Extracted records
____

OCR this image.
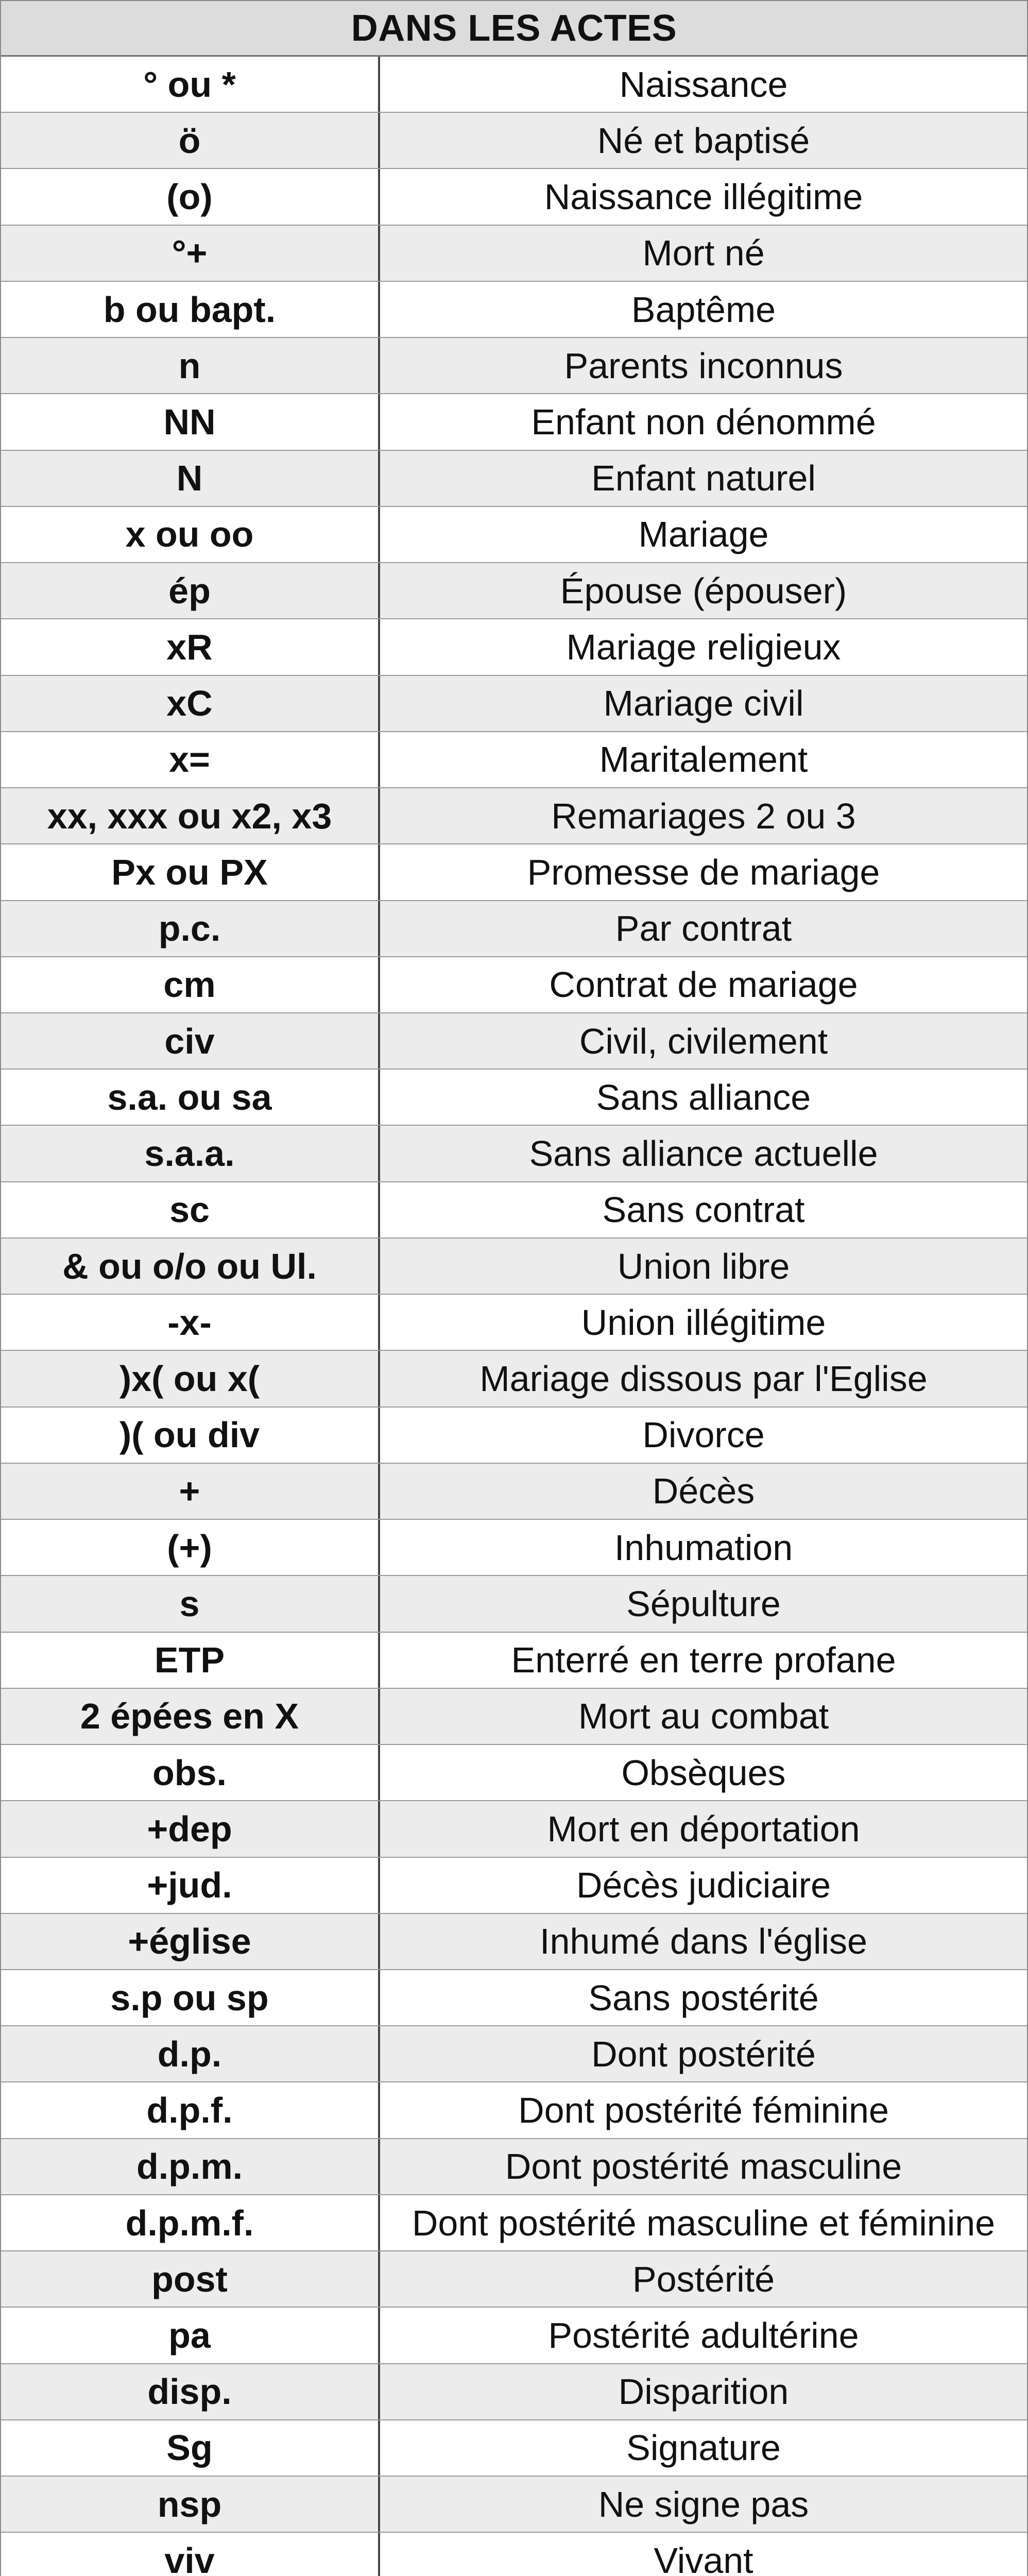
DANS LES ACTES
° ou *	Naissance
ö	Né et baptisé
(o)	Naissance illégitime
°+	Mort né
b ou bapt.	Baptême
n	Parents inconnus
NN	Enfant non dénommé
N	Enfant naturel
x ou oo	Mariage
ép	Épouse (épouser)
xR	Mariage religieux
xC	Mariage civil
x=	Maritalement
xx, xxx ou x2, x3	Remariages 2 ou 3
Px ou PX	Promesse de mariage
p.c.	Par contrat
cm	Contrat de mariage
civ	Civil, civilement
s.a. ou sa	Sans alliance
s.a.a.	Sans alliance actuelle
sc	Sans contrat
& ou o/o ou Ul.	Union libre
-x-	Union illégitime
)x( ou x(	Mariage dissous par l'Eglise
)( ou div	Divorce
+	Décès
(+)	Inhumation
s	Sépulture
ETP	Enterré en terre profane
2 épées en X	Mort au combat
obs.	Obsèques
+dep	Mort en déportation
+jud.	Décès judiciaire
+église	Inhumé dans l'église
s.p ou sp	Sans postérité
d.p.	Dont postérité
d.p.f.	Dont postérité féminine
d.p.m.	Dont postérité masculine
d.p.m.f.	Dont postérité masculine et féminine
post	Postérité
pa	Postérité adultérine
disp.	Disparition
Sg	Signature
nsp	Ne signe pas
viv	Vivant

____

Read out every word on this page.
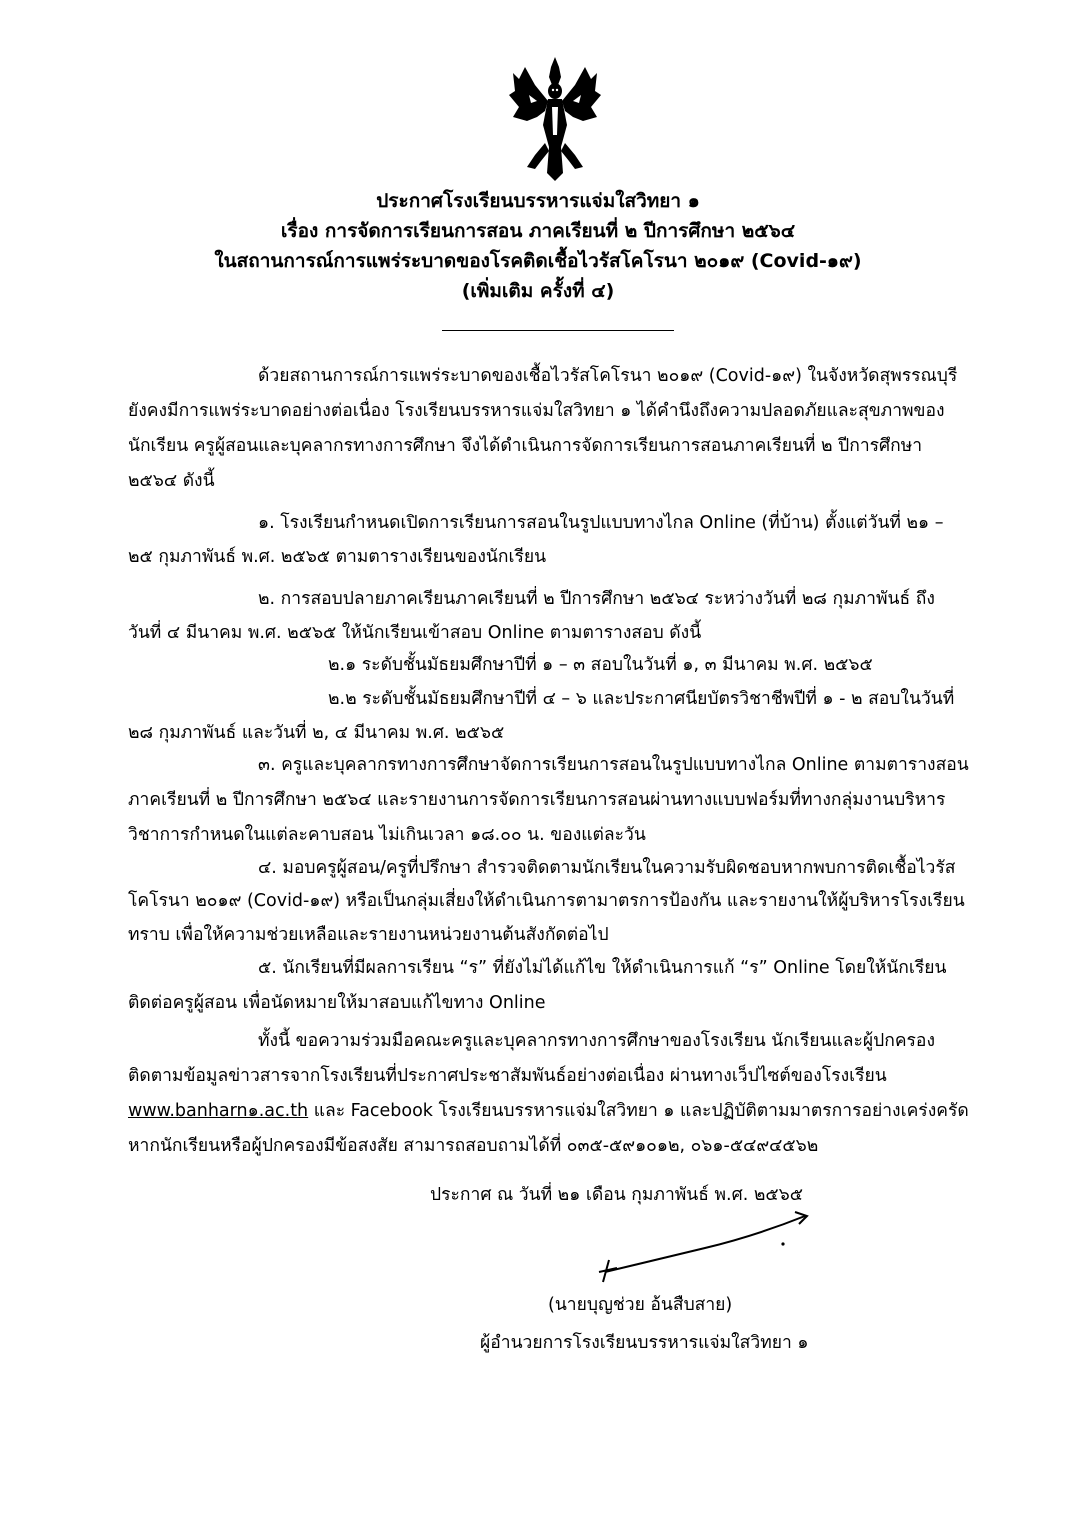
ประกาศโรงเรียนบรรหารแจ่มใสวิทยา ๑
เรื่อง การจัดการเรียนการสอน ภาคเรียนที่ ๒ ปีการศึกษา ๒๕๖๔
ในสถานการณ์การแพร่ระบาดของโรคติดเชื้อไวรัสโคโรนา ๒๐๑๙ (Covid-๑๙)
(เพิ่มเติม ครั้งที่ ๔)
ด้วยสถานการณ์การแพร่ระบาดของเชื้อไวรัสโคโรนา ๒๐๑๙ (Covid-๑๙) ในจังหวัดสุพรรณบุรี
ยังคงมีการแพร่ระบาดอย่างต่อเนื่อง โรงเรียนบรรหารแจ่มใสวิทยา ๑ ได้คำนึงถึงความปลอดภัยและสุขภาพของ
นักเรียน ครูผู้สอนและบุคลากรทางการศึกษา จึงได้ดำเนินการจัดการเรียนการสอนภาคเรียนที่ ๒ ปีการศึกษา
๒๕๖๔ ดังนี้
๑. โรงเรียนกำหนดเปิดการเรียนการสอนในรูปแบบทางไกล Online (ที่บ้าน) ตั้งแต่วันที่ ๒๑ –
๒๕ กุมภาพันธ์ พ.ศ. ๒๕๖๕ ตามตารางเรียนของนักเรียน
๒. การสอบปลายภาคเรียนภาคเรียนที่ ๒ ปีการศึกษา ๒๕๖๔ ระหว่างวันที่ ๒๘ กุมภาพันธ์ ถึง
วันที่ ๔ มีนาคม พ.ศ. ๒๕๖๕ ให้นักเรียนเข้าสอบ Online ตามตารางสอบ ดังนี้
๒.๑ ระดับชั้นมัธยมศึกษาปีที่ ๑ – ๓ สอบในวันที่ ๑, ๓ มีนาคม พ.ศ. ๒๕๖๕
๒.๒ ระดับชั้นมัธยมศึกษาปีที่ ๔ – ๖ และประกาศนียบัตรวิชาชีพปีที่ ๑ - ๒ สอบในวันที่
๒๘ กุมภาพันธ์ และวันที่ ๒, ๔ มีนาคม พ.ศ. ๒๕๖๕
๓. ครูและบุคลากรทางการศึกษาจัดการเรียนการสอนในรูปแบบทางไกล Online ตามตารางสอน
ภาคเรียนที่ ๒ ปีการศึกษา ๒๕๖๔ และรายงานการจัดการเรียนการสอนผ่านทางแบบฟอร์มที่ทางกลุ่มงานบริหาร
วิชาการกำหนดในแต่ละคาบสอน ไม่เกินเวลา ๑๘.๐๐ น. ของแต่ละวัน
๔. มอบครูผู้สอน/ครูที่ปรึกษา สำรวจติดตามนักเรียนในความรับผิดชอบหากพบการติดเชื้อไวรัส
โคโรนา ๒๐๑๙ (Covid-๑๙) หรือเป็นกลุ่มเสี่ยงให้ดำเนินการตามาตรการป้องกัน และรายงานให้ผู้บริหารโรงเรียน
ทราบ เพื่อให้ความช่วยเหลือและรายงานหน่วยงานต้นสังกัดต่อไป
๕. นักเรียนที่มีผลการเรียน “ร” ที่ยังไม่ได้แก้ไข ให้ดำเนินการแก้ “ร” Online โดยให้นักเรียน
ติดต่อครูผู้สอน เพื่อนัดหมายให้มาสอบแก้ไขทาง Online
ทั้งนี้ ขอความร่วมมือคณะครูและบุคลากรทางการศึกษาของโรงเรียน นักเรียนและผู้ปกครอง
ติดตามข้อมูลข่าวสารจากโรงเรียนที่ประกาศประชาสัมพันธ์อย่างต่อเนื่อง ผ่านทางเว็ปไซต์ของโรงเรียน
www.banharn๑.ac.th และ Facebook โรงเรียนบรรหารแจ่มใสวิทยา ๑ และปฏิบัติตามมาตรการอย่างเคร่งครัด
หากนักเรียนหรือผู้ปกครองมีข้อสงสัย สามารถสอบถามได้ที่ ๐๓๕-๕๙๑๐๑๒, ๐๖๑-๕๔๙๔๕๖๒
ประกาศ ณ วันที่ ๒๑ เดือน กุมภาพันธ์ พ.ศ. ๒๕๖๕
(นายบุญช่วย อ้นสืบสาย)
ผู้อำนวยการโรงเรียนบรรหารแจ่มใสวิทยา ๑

____

WHAT IS NEEDED = Sift through the entries and copy every line with "alliance".

TASK RESPONSE =
s.a. ou sa	Sans alliance
s.a.a.	Sans alliance actuelle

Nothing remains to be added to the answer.